• **REQUIREMENTS**
Examine the entries and show every line in which the word "image" is found.

• **GIVEN RECORDS**
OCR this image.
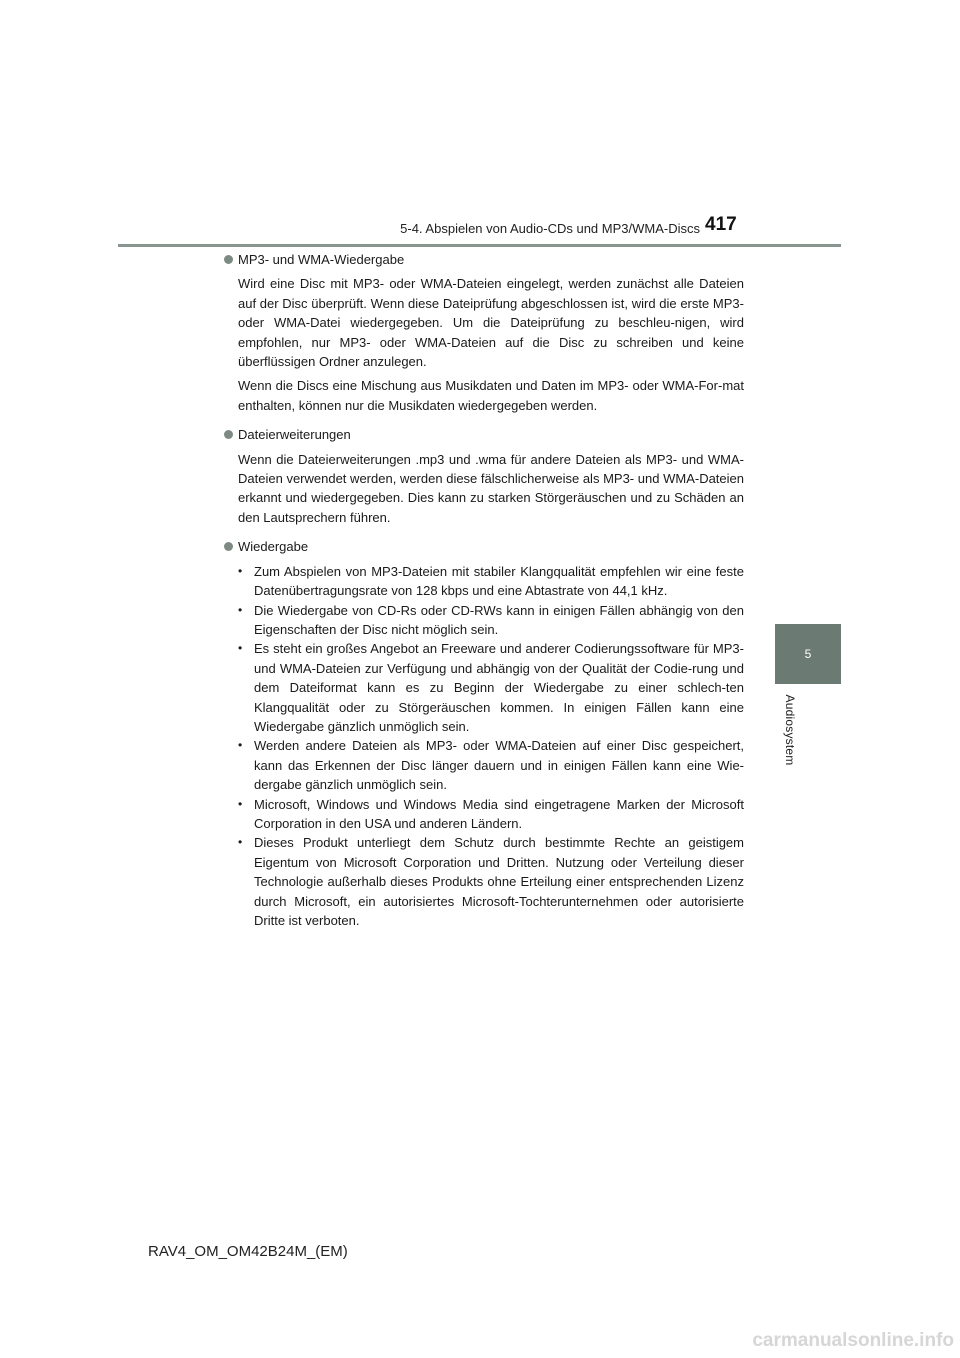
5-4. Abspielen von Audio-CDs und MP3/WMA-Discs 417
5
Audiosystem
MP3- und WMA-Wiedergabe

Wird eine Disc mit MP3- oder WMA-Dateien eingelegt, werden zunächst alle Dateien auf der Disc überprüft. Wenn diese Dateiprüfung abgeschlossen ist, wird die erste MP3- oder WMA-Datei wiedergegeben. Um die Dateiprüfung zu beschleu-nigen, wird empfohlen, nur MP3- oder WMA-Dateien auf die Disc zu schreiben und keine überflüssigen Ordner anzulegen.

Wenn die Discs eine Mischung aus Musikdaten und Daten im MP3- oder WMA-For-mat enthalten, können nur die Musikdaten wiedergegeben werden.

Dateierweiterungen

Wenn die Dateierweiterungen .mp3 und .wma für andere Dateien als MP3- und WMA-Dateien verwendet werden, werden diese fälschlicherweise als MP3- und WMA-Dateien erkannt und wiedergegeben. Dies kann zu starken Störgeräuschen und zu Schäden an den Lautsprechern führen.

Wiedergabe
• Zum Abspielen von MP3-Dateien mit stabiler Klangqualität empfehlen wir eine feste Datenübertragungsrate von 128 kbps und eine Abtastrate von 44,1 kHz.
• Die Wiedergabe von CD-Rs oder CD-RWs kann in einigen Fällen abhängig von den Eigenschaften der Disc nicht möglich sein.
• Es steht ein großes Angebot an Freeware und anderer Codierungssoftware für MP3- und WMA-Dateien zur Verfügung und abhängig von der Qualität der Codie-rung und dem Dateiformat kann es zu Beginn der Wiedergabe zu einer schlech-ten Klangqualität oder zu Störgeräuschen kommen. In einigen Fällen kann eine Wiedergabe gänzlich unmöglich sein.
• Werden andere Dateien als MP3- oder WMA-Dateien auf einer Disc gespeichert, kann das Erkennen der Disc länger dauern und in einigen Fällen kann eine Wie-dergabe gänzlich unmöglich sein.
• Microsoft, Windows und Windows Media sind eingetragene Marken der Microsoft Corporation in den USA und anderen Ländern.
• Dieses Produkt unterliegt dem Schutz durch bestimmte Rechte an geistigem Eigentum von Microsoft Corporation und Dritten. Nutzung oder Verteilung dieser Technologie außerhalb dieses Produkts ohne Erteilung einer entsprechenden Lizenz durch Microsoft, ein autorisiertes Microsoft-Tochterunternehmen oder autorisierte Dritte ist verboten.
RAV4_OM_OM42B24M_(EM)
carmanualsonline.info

--

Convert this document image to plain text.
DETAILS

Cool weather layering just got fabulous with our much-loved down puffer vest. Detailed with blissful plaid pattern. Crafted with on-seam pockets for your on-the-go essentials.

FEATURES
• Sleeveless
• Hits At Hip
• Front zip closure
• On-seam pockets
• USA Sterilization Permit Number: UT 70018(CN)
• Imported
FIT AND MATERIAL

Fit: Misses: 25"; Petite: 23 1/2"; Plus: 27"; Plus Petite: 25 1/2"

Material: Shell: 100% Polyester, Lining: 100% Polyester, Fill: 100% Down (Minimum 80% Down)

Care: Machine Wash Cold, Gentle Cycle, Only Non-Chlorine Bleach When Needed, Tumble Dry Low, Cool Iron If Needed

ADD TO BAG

• **FINAL RESULT**
OCR this image.
Convert this document image to plain text.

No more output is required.